▶ [Exercise brief]
What follows is a listing to be transcribed exactly.
— start —
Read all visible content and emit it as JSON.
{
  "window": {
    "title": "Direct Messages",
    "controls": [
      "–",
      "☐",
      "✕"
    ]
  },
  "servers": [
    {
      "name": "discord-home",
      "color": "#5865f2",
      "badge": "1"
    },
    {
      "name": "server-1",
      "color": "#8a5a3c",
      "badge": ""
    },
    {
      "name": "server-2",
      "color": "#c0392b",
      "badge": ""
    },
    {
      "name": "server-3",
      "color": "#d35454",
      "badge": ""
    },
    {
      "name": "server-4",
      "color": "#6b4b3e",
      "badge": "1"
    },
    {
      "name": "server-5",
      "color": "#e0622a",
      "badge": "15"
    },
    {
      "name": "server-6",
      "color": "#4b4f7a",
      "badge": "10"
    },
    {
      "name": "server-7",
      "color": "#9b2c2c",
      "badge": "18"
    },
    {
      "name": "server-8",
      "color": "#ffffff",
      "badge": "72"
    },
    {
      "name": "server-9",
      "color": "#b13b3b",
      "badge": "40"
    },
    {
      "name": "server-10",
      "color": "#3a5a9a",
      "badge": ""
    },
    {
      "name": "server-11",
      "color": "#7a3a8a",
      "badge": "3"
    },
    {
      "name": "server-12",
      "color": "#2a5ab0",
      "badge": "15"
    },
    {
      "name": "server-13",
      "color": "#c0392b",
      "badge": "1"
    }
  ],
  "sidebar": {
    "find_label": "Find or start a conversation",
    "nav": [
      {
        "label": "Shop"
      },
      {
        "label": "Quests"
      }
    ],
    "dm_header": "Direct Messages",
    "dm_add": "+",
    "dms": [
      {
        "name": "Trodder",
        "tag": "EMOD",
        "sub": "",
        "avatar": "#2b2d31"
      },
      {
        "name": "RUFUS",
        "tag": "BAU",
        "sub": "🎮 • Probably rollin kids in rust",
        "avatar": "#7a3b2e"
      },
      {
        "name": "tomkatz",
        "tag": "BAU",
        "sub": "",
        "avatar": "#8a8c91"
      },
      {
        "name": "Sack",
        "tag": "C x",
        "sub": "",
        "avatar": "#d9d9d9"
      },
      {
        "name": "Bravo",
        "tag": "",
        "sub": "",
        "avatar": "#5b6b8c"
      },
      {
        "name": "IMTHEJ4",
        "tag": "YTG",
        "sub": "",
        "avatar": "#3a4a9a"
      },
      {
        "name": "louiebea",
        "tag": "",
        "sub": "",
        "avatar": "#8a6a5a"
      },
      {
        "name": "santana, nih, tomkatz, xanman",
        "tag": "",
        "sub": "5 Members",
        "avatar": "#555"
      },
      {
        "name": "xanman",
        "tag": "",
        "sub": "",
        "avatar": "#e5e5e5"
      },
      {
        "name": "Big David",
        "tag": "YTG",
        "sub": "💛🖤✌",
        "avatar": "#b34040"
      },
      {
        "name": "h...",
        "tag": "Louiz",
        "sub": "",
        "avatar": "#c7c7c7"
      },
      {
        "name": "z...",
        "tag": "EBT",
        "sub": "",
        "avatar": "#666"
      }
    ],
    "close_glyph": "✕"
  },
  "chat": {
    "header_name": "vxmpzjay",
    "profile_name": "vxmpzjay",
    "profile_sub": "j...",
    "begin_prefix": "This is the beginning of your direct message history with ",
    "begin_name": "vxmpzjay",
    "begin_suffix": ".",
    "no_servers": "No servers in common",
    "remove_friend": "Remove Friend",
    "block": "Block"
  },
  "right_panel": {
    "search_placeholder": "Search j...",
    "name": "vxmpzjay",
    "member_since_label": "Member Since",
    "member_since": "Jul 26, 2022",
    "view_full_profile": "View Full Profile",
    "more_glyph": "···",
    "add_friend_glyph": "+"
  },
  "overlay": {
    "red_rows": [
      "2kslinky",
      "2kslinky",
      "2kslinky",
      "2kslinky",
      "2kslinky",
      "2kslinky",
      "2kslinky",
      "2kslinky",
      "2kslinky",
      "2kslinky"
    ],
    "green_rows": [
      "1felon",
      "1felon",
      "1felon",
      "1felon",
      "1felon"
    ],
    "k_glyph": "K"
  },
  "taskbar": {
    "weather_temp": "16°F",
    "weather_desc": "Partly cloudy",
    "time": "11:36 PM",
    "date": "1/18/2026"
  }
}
— end —
▶ [Solution for this exercise]
Read all visible content and emit it as JSON.
{
  "window": {
    "title": "Direct Messages",
    "controls": [
      "–",
      "☐",
      "✕"
    ]
  },
  "servers": [
    {
      "name": "discord-home",
      "color": "#5865f2",
      "badge": "1"
    },
    {
      "name": "server-1",
      "color": "#8a5a3c",
      "badge": ""
    },
    {
      "name": "server-2",
      "color": "#c0392b",
      "badge": ""
    },
    {
      "name": "server-3",
      "color": "#d35454",
      "badge": ""
    },
    {
      "name": "server-4",
      "color": "#6b4b3e",
      "badge": "1"
    },
    {
      "name": "server-5",
      "color": "#e0622a",
      "badge": "15"
    },
    {
      "name": "server-6",
      "color": "#4b4f7a",
      "badge": "10"
    },
    {
      "name": "server-7",
      "color": "#9b2c2c",
      "badge": "18"
    },
    {
      "name": "server-8",
      "color": "#ffffff",
      "badge": "72"
    },
    {
      "name": "server-9",
      "color": "#b13b3b",
      "badge": "40"
    },
    {
      "name": "server-10",
      "color": "#3a5a9a",
      "badge": ""
    },
    {
      "name": "server-11",
      "color": "#7a3a8a",
      "badge": "3"
    },
    {
      "name": "server-12",
      "color": "#2a5ab0",
      "badge": "15"
    },
    {
      "name": "server-13",
      "color": "#c0392b",
      "badge": "1"
    }
  ],
  "sidebar": {
    "find_label": "Find or start a conversation",
    "nav": [
      {
        "label": "Shop"
      },
      {
        "label": "Quests"
      }
    ],
    "dm_header": "Direct Messages",
    "dm_add": "+",
    "dms": [
      {
        "name": "Trodder",
        "tag": "EMOD",
        "sub": "",
        "avatar": "#2b2d31"
      },
      {
        "name": "RUFUS",
        "tag": "BAU",
        "sub": "🎮 • Probably rollin kids in rust",
        "avatar": "#7a3b2e"
      },
      {
        "name": "tomkatz",
        "tag": "BAU",
        "sub": "",
        "avatar": "#8a8c91"
      },
      {
        "name": "Sack",
        "tag": "C x",
        "sub": "",
        "avatar": "#d9d9d9"
      },
      {
        "name": "Bravo",
        "tag": "",
        "sub": "",
        "avatar": "#5b6b8c"
      },
      {
        "name": "IMTHEJ4",
        "tag": "YTG",
        "sub": "",
        "avatar": "#3a4a9a"
      },
      {
        "name": "louiebea",
        "tag": "",
        "sub": "",
        "avatar": "#8a6a5a"
      },
      {
        "name": "santana, nih, tomkatz, xanman",
        "tag": "",
        "sub": "5 Members",
        "avatar": "#555"
      },
      {
        "name": "xanman",
        "tag": "",
        "sub": "",
        "avatar": "#e5e5e5"
      },
      {
        "name": "Big David",
        "tag": "YTG",
        "sub": "💛🖤✌",
        "avatar": "#b34040"
      },
      {
        "name": "h...",
        "tag": "Louiz",
        "sub": "",
        "avatar": "#c7c7c7"
      },
      {
        "name": "z...",
        "tag": "EBT",
        "sub": "",
        "avatar": "#666"
      }
    ],
    "close_glyph": "✕"
  },
  "chat": {
    "header_name": "vxmpzjay",
    "profile_name": "vxmpzjay",
    "profile_sub": "j...",
    "begin_prefix": "This is the beginning of your direct message history with ",
    "begin_name": "vxmpzjay",
    "begin_suffix": ".",
    "no_servers": "No servers in common",
    "remove_friend": "Remove Friend",
    "block": "Block"
  },
  "right_panel": {
    "search_placeholder": "Search j...",
    "name": "vxmpzjay",
    "member_since_label": "Member Since",
    "member_since": "Jul 26, 2022",
    "view_full_profile": "View Full Profile",
    "more_glyph": "···",
    "add_friend_glyph": "+"
  },
  "overlay": {
    "red_rows": [
      "2kslinky",
      "2kslinky",
      "2kslinky",
      "2kslinky",
      "2kslinky",
      "2kslinky",
      "2kslinky",
      "2kslinky",
      "2kslinky",
      "2kslinky"
    ],
    "green_rows": [
      "1felon",
      "1felon",
      "1felon",
      "1felon",
      "1felon"
    ],
    "k_glyph": "K"
  },
  "taskbar": {
    "weather_temp": "16°F",
    "weather_desc": "Partly cloudy",
    "time": "11:36 PM",
    "date": "1/18/2026"
  }
}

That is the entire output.